> _EXERCISE_
Select the lines that contain "with" and copy each of them.

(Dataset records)
┄┄┄┄┄┄

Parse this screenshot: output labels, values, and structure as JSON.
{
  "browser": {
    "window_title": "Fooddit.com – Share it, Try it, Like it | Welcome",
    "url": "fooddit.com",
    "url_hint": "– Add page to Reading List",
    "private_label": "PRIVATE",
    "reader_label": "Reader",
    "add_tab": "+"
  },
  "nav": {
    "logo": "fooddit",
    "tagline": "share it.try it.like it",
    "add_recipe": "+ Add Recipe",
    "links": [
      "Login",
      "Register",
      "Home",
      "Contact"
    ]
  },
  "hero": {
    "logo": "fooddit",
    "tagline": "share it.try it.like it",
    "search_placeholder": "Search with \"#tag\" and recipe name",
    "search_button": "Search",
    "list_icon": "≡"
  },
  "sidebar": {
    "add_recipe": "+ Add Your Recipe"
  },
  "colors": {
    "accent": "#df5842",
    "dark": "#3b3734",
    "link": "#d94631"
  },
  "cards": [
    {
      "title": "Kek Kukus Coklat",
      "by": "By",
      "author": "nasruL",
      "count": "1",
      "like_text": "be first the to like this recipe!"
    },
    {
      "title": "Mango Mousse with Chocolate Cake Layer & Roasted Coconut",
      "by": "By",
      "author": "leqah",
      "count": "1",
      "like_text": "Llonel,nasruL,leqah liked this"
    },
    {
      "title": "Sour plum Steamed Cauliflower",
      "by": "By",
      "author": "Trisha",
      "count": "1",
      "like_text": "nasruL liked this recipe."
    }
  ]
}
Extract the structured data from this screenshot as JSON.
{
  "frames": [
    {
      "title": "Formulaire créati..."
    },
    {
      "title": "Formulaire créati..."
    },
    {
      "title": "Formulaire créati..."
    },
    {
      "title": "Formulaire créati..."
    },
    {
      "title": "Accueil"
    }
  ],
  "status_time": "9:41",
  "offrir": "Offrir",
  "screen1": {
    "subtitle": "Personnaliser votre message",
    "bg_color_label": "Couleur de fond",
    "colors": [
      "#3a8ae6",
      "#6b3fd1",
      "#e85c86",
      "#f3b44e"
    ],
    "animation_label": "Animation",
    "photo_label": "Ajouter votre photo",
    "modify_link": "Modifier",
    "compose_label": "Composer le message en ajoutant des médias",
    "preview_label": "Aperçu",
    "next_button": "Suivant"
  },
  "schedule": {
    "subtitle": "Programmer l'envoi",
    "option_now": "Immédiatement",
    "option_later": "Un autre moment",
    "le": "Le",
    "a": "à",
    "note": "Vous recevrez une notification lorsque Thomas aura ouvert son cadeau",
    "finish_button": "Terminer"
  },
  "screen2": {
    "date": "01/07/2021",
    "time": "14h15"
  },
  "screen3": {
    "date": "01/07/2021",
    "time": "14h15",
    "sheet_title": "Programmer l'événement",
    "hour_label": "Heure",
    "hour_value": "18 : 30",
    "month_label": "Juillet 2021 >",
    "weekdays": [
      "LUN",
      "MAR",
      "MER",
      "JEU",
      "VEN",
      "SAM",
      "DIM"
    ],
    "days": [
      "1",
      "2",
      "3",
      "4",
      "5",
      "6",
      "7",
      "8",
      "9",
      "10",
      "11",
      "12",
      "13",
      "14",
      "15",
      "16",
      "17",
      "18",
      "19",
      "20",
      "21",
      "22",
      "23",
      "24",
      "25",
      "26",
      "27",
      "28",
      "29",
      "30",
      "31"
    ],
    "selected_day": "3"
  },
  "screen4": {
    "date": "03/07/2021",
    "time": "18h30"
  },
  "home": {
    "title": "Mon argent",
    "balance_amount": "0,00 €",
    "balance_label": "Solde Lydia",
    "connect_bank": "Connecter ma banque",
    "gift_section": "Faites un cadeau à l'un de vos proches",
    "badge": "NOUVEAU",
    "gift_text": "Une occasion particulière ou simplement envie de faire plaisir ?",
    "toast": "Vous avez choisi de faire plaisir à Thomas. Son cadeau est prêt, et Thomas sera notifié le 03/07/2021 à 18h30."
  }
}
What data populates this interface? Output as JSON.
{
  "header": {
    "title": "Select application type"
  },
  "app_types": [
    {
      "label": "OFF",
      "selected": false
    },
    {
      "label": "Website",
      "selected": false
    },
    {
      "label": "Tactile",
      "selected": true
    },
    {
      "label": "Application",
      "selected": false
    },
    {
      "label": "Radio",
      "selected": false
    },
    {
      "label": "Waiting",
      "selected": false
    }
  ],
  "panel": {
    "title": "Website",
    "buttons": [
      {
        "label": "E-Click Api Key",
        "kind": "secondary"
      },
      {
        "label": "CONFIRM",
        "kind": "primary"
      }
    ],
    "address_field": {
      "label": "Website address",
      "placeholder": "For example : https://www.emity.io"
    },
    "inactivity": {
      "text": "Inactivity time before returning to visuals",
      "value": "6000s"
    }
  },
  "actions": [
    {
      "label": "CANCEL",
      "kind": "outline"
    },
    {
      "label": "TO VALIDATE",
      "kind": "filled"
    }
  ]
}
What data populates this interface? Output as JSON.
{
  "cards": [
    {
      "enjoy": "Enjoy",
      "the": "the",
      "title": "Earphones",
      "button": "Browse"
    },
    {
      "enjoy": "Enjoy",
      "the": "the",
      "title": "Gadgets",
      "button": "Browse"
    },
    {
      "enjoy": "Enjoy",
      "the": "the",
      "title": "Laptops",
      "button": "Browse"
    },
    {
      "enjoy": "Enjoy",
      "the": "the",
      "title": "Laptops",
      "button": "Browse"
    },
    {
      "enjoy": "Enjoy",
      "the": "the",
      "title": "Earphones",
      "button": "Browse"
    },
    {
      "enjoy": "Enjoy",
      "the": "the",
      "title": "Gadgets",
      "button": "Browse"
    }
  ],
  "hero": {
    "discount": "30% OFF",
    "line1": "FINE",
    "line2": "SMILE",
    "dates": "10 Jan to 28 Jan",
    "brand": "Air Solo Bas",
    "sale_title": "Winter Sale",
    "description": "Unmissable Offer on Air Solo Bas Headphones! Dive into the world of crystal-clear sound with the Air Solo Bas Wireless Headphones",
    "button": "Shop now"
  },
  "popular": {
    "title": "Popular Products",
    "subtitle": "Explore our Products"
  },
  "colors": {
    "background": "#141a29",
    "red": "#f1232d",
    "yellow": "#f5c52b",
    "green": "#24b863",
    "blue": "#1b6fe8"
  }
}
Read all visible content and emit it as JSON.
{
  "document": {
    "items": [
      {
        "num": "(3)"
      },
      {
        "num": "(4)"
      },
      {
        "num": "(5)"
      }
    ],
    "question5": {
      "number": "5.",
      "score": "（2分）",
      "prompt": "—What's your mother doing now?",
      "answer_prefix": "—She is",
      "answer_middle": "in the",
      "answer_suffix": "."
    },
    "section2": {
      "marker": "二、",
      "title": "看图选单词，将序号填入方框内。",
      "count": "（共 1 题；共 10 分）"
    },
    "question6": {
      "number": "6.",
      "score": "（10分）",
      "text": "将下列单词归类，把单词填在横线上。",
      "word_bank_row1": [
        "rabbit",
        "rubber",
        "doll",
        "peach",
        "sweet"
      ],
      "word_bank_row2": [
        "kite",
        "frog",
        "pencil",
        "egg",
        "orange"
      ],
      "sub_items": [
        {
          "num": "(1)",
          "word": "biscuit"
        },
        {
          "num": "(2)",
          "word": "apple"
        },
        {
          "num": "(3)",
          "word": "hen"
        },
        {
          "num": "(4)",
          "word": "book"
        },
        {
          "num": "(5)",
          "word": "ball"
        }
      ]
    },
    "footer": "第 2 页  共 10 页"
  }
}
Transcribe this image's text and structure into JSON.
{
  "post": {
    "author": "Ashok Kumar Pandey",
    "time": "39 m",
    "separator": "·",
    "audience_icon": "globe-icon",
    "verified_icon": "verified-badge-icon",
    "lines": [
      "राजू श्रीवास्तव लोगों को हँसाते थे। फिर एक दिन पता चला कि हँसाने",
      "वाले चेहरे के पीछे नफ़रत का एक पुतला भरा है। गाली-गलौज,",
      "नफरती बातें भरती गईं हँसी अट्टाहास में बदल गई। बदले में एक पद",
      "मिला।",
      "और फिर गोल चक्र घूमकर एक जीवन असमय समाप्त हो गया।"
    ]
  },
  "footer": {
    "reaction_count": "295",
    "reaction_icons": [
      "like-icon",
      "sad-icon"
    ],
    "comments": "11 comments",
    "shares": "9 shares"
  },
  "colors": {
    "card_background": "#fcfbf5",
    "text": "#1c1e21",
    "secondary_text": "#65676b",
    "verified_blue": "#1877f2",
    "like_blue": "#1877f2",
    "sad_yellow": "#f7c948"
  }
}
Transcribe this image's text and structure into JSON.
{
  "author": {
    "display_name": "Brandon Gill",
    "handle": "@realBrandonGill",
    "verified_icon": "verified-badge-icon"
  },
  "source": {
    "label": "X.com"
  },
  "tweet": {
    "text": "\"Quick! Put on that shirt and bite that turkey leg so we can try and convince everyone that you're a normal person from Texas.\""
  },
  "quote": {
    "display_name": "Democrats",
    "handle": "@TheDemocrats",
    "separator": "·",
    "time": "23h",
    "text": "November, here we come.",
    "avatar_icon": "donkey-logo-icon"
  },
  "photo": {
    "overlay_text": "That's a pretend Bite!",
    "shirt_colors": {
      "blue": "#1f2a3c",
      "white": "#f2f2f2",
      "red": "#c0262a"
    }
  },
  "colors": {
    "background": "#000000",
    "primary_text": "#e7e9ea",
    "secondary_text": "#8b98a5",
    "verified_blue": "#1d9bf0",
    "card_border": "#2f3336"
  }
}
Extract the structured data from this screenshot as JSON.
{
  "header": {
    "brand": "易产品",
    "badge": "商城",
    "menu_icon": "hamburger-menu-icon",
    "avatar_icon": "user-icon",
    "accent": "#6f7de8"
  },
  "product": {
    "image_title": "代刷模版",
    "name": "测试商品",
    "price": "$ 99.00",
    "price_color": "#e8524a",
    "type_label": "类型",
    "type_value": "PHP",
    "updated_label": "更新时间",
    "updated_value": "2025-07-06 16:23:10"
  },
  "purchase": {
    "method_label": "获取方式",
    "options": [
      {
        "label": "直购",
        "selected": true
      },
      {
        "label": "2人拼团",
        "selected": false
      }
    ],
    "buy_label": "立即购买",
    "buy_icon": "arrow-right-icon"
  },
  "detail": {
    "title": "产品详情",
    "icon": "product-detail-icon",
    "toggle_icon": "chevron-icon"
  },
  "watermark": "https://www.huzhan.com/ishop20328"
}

┄┄┄┄┄┄

> _ANSWER TO THIS EXERCISE_
    "search_placeholder": "Search with \"#tag\" and recipe name",
      "title": "Mango Mousse with Chocolate Cake Layer & Roasted Coconut",
    "description": "Unmissable Offer on Air Solo Bas Headphones! Dive into the world of crystal-clear sound with the Air Solo Bas Wireless Headphones",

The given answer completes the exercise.